▸ **THE REQUEST**
Print the complete set of entries exactly.

▸ **RECORDS SHOWN**

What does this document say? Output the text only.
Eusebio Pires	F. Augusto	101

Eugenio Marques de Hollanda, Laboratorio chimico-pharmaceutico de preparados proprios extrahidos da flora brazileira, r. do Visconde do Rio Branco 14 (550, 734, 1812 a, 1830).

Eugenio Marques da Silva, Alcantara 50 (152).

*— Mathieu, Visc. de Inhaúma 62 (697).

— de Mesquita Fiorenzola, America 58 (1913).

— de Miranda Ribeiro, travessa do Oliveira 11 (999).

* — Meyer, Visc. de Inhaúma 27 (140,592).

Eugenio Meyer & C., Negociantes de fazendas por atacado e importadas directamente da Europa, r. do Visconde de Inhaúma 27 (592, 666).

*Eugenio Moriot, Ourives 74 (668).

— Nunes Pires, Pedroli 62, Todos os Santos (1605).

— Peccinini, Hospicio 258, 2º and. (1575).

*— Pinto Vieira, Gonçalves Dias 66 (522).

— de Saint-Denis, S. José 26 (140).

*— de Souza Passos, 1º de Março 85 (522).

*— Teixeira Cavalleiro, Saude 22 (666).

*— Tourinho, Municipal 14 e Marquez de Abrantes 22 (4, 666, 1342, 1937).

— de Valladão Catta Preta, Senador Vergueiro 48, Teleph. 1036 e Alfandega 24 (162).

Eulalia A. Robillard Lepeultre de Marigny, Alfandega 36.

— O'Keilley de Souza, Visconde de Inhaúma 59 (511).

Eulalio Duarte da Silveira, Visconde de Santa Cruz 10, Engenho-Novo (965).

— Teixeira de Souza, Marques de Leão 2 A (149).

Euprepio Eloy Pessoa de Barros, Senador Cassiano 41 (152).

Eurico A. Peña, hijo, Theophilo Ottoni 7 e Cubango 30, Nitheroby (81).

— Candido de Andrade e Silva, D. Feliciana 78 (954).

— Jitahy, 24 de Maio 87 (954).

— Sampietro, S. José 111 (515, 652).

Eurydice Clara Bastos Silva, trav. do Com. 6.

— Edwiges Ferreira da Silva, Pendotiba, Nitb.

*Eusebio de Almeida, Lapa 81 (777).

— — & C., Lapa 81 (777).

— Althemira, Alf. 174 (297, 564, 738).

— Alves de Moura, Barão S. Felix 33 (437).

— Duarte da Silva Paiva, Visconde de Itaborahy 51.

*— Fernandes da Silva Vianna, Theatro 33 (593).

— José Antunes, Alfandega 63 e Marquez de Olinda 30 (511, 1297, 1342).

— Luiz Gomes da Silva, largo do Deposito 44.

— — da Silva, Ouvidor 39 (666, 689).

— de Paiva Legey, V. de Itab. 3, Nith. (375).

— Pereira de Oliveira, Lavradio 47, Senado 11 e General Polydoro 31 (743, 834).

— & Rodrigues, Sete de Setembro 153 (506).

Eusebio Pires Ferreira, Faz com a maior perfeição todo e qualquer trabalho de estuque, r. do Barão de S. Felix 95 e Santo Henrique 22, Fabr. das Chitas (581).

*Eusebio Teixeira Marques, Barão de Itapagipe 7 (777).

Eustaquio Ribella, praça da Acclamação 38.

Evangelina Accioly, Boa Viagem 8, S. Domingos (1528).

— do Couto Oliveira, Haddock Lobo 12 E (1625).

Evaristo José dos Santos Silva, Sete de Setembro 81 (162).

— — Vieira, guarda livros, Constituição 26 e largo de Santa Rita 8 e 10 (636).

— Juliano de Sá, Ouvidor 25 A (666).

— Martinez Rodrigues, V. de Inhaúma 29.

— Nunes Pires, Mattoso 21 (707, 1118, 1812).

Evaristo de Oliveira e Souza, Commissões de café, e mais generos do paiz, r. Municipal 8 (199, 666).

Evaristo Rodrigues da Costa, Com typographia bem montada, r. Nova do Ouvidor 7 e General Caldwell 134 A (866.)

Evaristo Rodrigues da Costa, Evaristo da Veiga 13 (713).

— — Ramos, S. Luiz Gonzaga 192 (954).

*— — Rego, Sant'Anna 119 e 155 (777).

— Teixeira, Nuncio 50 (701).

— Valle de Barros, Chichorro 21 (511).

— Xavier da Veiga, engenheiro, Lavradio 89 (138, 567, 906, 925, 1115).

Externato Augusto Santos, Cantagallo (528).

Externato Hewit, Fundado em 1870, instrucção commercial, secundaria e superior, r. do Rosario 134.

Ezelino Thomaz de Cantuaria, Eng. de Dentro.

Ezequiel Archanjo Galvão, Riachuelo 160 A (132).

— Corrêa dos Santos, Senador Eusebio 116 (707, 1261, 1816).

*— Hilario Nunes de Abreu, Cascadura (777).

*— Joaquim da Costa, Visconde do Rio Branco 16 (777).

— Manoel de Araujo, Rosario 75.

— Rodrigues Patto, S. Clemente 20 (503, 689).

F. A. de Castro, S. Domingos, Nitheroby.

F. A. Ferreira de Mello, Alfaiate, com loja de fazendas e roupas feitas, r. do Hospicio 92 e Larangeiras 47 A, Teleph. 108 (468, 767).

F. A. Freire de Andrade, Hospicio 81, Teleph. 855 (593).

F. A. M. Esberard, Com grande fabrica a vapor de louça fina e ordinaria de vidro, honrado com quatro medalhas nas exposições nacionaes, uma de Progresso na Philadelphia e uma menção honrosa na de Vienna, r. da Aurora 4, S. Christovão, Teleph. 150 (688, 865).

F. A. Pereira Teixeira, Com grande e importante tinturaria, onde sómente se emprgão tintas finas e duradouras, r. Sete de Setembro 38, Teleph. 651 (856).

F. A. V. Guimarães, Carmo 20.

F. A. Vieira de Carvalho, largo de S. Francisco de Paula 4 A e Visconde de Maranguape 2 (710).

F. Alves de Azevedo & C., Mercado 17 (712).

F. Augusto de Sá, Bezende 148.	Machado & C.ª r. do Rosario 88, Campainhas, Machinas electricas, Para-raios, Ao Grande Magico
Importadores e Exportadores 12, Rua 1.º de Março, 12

▸ **THE REPLY**
What does this document say? Output the text only.
Eusebio Pires	F. Augusto	101

Eugenio Marques de Hollanda, Laboratorio chimico-pharmaceutico de preparados proprios extrahidos da flora brazileira, r. do Visconde do Rio Branco 14 (550, 734, 1812 a, 1830).

Eugenio Marques da Silva, Alcantara 50 (152).

*— Mathieu, Visc. de Inhaúma 62 (697).

— de Mesquita Fiorenzola, America 58 (1913).

— de Miranda Ribeiro, travessa do Oliveira 11 (999).

* — Meyer, Visc. de Inhaúma 27 (140,592).

Eugenio Meyer & C., Negociantes de fazendas por atacado e importadas directamente da Europa, r. do Visconde de Inhaúma 27 (592, 666).

*Eugenio Moriot, Ourives 74 (668).

— Nunes Pires, Pedroli 62, Todos os Santos (1605).

— Peccinini, Hospicio 258, 2º and. (1575).

*— Pinto Vieira, Gonçalves Dias 66 (522).

— de Saint-Denis, S. José 26 (140).

*— de Souza Passos, 1º de Março 85 (522).

*— Teixeira Cavalleiro, Saude 22 (666).

*— Tourinho, Municipal 14 e Marquez de Abrantes 22 (4, 666, 1342, 1937).

— de Valladão Catta Preta, Senador Vergueiro 48, Teleph. 1036 e Alfandega 24 (162).

Eulalia A. Robillard Lepeultre de Marigny, Alfandega 36.

— O'Keilley de Souza, Visconde de Inhaúma 59 (511).

Eulalio Duarte da Silveira, Visconde de Santa Cruz 10, Engenho-Novo (965).

— Teixeira de Souza, Marques de Leão 2 A (149).

Euprepio Eloy Pessoa de Barros, Senador Cassiano 41 (152).

Eurico A. Peña, hijo, Theophilo Ottoni 7 e Cubango 30, Nitheroby (81).

— Candido de Andrade e Silva, D. Feliciana 78 (954).

— Jitahy, 24 de Maio 87 (954).

— Sampietro, S. José 111 (515, 652).

Eurydice Clara Bastos Silva, trav. do Com. 6.

— Edwiges Ferreira da Silva, Pendotiba, Nitb.

*Eusebio de Almeida, Lapa 81 (777).

— — & C., Lapa 81 (777).

— Althemira, Alf. 174 (297, 564, 738).

— Alves de Moura, Barão S. Felix 33 (437).

— Duarte da Silva Paiva, Visconde de Itaborahy 51.

*— Fernandes da Silva Vianna, Theatro 33 (593).

— José Antunes, Alfandega 63 e Marquez de Olinda 30 (511, 1297, 1342).

— Luiz Gomes da Silva, largo do Deposito 44.

— — da Silva, Ouvidor 39 (666, 689).

— de Paiva Legey, V. de Itab. 3, Nith. (375).

— Pereira de Oliveira, Lavradio 47, Senado 11 e General Polydoro 31 (743, 834).

— & Rodrigues, Sete de Setembro 153 (506).

Eusebio Pires Ferreira, Faz com a maior perfeição todo e qualquer trabalho de estuque, r. do Barão de S. Felix 95 e Santo Henrique 22, Fabr. das Chitas (581).

*Eusebio Teixeira Marques, Barão de Itapagipe 7 (777).

Eustaquio Ribella, praça da Acclamação 38.

Evangelina Accioly, Boa Viagem 8, S. Domingos (1528).

— do Couto Oliveira, Haddock Lobo 12 E (1625).

Evaristo José dos Santos Silva, Sete de Setembro 81 (162).

— — Vieira, guarda livros, Constituição 26 e largo de Santa Rita 8 e 10 (636).

— Juliano de Sá, Ouvidor 25 A (666).

— Martinez Rodrigues, V. de Inhaúma 29.

— Nunes Pires, Mattoso 21 (707, 1118, 1812).

Evaristo de Oliveira e Souza, Commissões de café, e mais generos do paiz, r. Municipal 8 (199, 666).

Evaristo Rodrigues da Costa, Com typographia bem montada, r. Nova do Ouvidor 7 e General Caldwell 134 A (866.)

Evaristo Rodrigues da Costa, Evaristo da Veiga 13 (713).

— — Ramos, S. Luiz Gonzaga 192 (954).

*— — Rego, Sant'Anna 119 e 155 (777).

— Teixeira, Nuncio 50 (701).

— Valle de Barros, Chichorro 21 (511).

— Xavier da Veiga, engenheiro, Lavradio 89 (138, 567, 906, 925, 1115).

Externato Augusto Santos, Cantagallo (528).

Externato Hewit, Fundado em 1870, instrucção commercial, secundaria e superior, r. do Rosario 134.

Ezelino Thomaz de Cantuaria, Eng. de Dentro.

Ezequiel Archanjo Galvão, Riachuelo 160 A (132).

— Corrêa dos Santos, Senador Eusebio 116 (707, 1261, 1816).

*— Hilario Nunes de Abreu, Cascadura (777).

*— Joaquim da Costa, Visconde do Rio Branco 16 (777).

— Manoel de Araujo, Rosario 75.

— Rodrigues Patto, S. Clemente 20 (503, 689).

F. A. de Castro, S. Domingos, Nitheroby.

F. A. Ferreira de Mello, Alfaiate, com loja de fazendas e roupas feitas, r. do Hospicio 92 e Larangeiras 47 A, Teleph. 108 (468, 767).

F. A. Freire de Andrade, Hospicio 81, Teleph. 855 (593).

F. A. M. Esberard, Com grande fabrica a vapor de louça fina e ordinaria de vidro, honrado com quatro medalhas nas exposições nacionaes, uma de Progresso na Philadelphia e uma menção honrosa na de Vienna, r. da Aurora 4, S. Christovão, Teleph. 150 (688, 865).

F. A. Pereira Teixeira, Com grande e importante tinturaria, onde sómente se emprgão tintas finas e duradouras, r. Sete de Setembro 38, Teleph. 651 (856).

F. A. V. Guimarães, Carmo 20.

F. A. Vieira de Carvalho, largo de S. Francisco de Paula 4 A e Visconde de Maranguape 2 (710).

F. Alves de Azevedo & C., Mercado 17 (712).

F. Augusto de Sá, Bezende 148.	Machado & C.ª r. do Rosario 88, Campainhas, Machinas electricas, Para-raios, Ao Grande Magico
Importadores e Exportadores 12, Rua 1.º de Março, 12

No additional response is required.